Source records
▼▼▼

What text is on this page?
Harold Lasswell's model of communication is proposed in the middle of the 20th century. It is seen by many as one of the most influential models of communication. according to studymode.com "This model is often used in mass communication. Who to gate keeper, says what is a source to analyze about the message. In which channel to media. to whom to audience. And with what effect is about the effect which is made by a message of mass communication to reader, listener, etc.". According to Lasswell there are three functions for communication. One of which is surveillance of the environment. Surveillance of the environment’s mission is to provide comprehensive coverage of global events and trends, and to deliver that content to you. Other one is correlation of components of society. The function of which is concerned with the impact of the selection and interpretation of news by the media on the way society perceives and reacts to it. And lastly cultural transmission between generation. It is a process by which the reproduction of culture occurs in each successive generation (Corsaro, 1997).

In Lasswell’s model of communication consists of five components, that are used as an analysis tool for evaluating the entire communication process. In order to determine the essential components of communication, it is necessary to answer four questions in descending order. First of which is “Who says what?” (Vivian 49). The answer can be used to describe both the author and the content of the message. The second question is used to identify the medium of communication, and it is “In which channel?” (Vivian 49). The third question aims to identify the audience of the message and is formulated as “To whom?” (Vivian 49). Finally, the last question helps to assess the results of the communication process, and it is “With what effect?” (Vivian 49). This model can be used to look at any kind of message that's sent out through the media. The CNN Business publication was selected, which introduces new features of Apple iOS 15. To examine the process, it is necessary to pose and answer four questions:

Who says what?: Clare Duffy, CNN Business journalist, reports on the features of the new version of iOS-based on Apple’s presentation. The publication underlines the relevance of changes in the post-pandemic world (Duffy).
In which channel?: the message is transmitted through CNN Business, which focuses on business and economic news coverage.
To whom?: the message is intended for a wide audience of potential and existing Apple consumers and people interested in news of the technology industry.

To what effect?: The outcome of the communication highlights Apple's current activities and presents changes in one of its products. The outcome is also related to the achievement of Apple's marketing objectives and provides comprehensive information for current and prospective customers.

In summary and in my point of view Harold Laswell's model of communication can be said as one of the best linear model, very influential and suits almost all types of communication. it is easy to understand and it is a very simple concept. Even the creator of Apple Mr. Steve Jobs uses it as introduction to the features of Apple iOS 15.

▲▲▲

■ **TASK DIRECTIONS**
Copy out the whole listing exactly as written.

■ **WORKED ANSWER**
What text is on this page?
Harold Lasswell's model of communication is proposed in the middle of the 20th century. It is seen by many as one of the most influential models of communication. according to studymode.com "This model is often used in mass communication. Who to gate keeper, says what is a source to analyze about the message. In which channel to media. to whom to audience. And with what effect is about the effect which is made by a message of mass communication to reader, listener, etc.". According to Lasswell there are three functions for communication. One of which is surveillance of the environment. Surveillance of the environment’s mission is to provide comprehensive coverage of global events and trends, and to deliver that content to you. Other one is correlation of components of society. The function of which is concerned with the impact of the selection and interpretation of news by the media on the way society perceives and reacts to it. And lastly cultural transmission between generation. It is a process by which the reproduction of culture occurs in each successive generation (Corsaro, 1997).

In Lasswell’s model of communication consists of five components, that are used as an analysis tool for evaluating the entire communication process. In order to determine the essential components of communication, it is necessary to answer four questions in descending order. First of which is “Who says what?” (Vivian 49). The answer can be used to describe both the author and the content of the message. The second question is used to identify the medium of communication, and it is “In which channel?” (Vivian 49). The third question aims to identify the audience of the message and is formulated as “To whom?” (Vivian 49). Finally, the last question helps to assess the results of the communication process, and it is “With what effect?” (Vivian 49). This model can be used to look at any kind of message that's sent out through the media. The CNN Business publication was selected, which introduces new features of Apple iOS 15. To examine the process, it is necessary to pose and answer four questions:

Who says what?: Clare Duffy, CNN Business journalist, reports on the features of the new version of iOS-based on Apple’s presentation. The publication underlines the relevance of changes in the post-pandemic world (Duffy).
In which channel?: the message is transmitted through CNN Business, which focuses on business and economic news coverage.
To whom?: the message is intended for a wide audience of potential and existing Apple consumers and people interested in news of the technology industry.

To what effect?: The outcome of the communication highlights Apple's current activities and presents changes in one of its products. The outcome is also related to the achievement of Apple's marketing objectives and provides comprehensive information for current and prospective customers.

In summary and in my point of view Harold Laswell's model of communication can be said as one of the best linear model, very influential and suits almost all types of communication. it is easy to understand and it is a very simple concept. Even the creator of Apple Mr. Steve Jobs uses it as introduction to the features of Apple iOS 15.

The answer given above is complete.